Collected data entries

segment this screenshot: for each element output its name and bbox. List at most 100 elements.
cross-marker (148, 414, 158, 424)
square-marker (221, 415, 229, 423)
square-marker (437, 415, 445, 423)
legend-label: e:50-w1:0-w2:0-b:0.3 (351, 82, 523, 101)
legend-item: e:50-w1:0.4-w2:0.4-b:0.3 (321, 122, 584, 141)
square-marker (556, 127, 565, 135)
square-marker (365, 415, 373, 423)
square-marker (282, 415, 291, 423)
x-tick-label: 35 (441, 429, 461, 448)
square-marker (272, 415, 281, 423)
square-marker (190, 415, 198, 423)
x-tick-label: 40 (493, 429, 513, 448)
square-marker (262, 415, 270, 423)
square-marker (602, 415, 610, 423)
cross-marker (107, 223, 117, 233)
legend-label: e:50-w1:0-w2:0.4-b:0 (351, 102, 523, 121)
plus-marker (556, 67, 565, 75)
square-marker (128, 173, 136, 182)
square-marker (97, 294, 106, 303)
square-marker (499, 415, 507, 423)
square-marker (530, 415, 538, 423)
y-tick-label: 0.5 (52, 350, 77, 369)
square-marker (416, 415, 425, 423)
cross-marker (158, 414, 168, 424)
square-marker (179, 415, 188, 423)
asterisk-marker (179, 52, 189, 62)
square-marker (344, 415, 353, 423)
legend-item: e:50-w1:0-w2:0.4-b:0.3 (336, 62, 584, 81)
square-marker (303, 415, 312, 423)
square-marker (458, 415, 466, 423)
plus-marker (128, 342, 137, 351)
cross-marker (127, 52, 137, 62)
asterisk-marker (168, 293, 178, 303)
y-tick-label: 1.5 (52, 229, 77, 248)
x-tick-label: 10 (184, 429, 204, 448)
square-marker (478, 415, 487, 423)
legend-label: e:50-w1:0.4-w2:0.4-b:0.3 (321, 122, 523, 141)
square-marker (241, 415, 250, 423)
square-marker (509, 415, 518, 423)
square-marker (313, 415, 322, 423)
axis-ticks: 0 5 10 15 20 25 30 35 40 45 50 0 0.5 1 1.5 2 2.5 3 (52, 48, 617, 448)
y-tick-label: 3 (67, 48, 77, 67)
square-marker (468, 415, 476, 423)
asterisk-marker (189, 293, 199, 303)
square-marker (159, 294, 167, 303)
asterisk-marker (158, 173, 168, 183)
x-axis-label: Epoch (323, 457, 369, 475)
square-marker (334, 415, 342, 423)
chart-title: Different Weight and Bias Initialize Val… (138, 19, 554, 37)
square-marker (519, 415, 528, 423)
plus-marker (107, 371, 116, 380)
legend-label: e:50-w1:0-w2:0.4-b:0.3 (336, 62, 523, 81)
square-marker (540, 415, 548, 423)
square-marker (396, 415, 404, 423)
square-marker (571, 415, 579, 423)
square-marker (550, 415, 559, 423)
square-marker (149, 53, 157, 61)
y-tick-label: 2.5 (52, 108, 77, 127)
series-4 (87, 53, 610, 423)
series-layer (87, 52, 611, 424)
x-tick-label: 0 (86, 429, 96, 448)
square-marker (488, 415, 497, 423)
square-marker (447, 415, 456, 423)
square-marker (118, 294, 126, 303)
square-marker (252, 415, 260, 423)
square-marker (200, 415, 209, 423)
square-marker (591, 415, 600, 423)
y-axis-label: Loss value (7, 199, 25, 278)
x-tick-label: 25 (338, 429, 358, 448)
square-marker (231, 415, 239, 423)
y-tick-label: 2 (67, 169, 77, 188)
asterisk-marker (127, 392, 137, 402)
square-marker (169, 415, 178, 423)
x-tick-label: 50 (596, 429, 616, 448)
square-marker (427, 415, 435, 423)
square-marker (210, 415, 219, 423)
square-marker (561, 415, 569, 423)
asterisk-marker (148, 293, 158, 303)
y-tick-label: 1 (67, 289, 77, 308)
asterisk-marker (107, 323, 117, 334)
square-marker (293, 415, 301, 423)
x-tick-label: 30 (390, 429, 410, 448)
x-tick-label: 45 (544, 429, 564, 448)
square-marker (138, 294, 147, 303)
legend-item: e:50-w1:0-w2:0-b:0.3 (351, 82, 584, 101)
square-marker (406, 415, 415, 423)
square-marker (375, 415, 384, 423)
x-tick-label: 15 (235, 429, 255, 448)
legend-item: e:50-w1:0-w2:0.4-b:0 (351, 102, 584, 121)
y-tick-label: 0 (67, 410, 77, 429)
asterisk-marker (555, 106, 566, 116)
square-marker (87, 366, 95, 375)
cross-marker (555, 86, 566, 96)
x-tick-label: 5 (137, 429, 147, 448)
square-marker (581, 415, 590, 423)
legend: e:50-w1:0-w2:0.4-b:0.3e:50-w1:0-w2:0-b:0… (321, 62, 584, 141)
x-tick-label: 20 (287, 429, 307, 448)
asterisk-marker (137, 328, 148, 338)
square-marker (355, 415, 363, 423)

## OBJECTIVE
Rewrite all of the entries with every occurrence of "square-marker" switched to "box-marker", keeping everything else the same.

## EXERCISE RESULT
segment this screenshot: for each element output its name and bbox. List at most 100 elements.
cross-marker (148, 414, 158, 424)
box-marker (221, 415, 229, 423)
box-marker (437, 415, 445, 423)
legend-label: e:50-w1:0-w2:0-b:0.3 (351, 82, 523, 101)
legend-item: e:50-w1:0.4-w2:0.4-b:0.3 (321, 122, 584, 141)
box-marker (556, 127, 565, 135)
box-marker (365, 415, 373, 423)
box-marker (282, 415, 291, 423)
x-tick-label: 35 (441, 429, 461, 448)
box-marker (272, 415, 281, 423)
box-marker (190, 415, 198, 423)
x-tick-label: 40 (493, 429, 513, 448)
box-marker (262, 415, 270, 423)
box-marker (602, 415, 610, 423)
cross-marker (107, 223, 117, 233)
legend-label: e:50-w1:0-w2:0.4-b:0 (351, 102, 523, 121)
plus-marker (556, 67, 565, 75)
box-marker (128, 173, 136, 182)
box-marker (97, 294, 106, 303)
box-marker (499, 415, 507, 423)
box-marker (530, 415, 538, 423)
y-tick-label: 0.5 (52, 350, 77, 369)
box-marker (416, 415, 425, 423)
cross-marker (158, 414, 168, 424)
box-marker (179, 415, 188, 423)
asterisk-marker (179, 52, 189, 62)
box-marker (344, 415, 353, 423)
legend-item: e:50-w1:0-w2:0.4-b:0.3 (336, 62, 584, 81)
box-marker (303, 415, 312, 423)
box-marker (458, 415, 466, 423)
plus-marker (128, 342, 137, 351)
cross-marker (127, 52, 137, 62)
asterisk-marker (168, 293, 178, 303)
y-tick-label: 1.5 (52, 229, 77, 248)
x-tick-label: 10 (184, 429, 204, 448)
box-marker (478, 415, 487, 423)
legend-label: e:50-w1:0.4-w2:0.4-b:0.3 (321, 122, 523, 141)
box-marker (241, 415, 250, 423)
box-marker (509, 415, 518, 423)
box-marker (313, 415, 322, 423)
axis-ticks: 0 5 10 15 20 25 30 35 40 45 50 0 0.5 1 1.5 2 2.5 3 (52, 48, 617, 448)
y-tick-label: 3 (67, 48, 77, 67)
box-marker (468, 415, 476, 423)
asterisk-marker (189, 293, 199, 303)
box-marker (159, 294, 167, 303)
asterisk-marker (158, 173, 168, 183)
x-axis-label: Epoch (323, 457, 369, 475)
box-marker (334, 415, 342, 423)
chart-title: Different Weight and Bias Initialize Val… (138, 19, 554, 37)
box-marker (519, 415, 528, 423)
plus-marker (107, 371, 116, 380)
legend-label: e:50-w1:0-w2:0.4-b:0.3 (336, 62, 523, 81)
box-marker (540, 415, 548, 423)
box-marker (396, 415, 404, 423)
box-marker (571, 415, 579, 423)
box-marker (550, 415, 559, 423)
box-marker (149, 53, 157, 61)
y-tick-label: 2.5 (52, 108, 77, 127)
series-4 (87, 53, 610, 423)
series-layer (87, 52, 611, 424)
x-tick-label: 0 (86, 429, 96, 448)
box-marker (488, 415, 497, 423)
box-marker (447, 415, 456, 423)
box-marker (118, 294, 126, 303)
box-marker (252, 415, 260, 423)
box-marker (200, 415, 209, 423)
box-marker (591, 415, 600, 423)
y-axis-label: Loss value (7, 199, 25, 278)
x-tick-label: 25 (338, 429, 358, 448)
box-marker (231, 415, 239, 423)
y-tick-label: 2 (67, 169, 77, 188)
asterisk-marker (127, 392, 137, 402)
box-marker (169, 415, 178, 423)
x-tick-label: 50 (596, 429, 616, 448)
box-marker (427, 415, 435, 423)
box-marker (210, 415, 219, 423)
box-marker (561, 415, 569, 423)
asterisk-marker (148, 293, 158, 303)
y-tick-label: 1 (67, 289, 77, 308)
asterisk-marker (107, 323, 117, 334)
box-marker (293, 415, 301, 423)
x-tick-label: 30 (390, 429, 410, 448)
x-tick-label: 45 (544, 429, 564, 448)
box-marker (138, 294, 147, 303)
legend-item: e:50-w1:0-w2:0-b:0.3 (351, 82, 584, 101)
box-marker (406, 415, 415, 423)
box-marker (375, 415, 384, 423)
x-tick-label: 15 (235, 429, 255, 448)
legend-item: e:50-w1:0-w2:0.4-b:0 (351, 102, 584, 121)
y-tick-label: 0 (67, 410, 77, 429)
asterisk-marker (555, 106, 566, 116)
box-marker (87, 366, 95, 375)
cross-marker (555, 86, 566, 96)
x-tick-label: 5 (137, 429, 147, 448)
box-marker (581, 415, 590, 423)
legend: e:50-w1:0-w2:0.4-b:0.3e:50-w1:0-w2:0-b:0… (321, 62, 584, 141)
x-tick-label: 20 (287, 429, 307, 448)
asterisk-marker (137, 328, 148, 338)
box-marker (355, 415, 363, 423)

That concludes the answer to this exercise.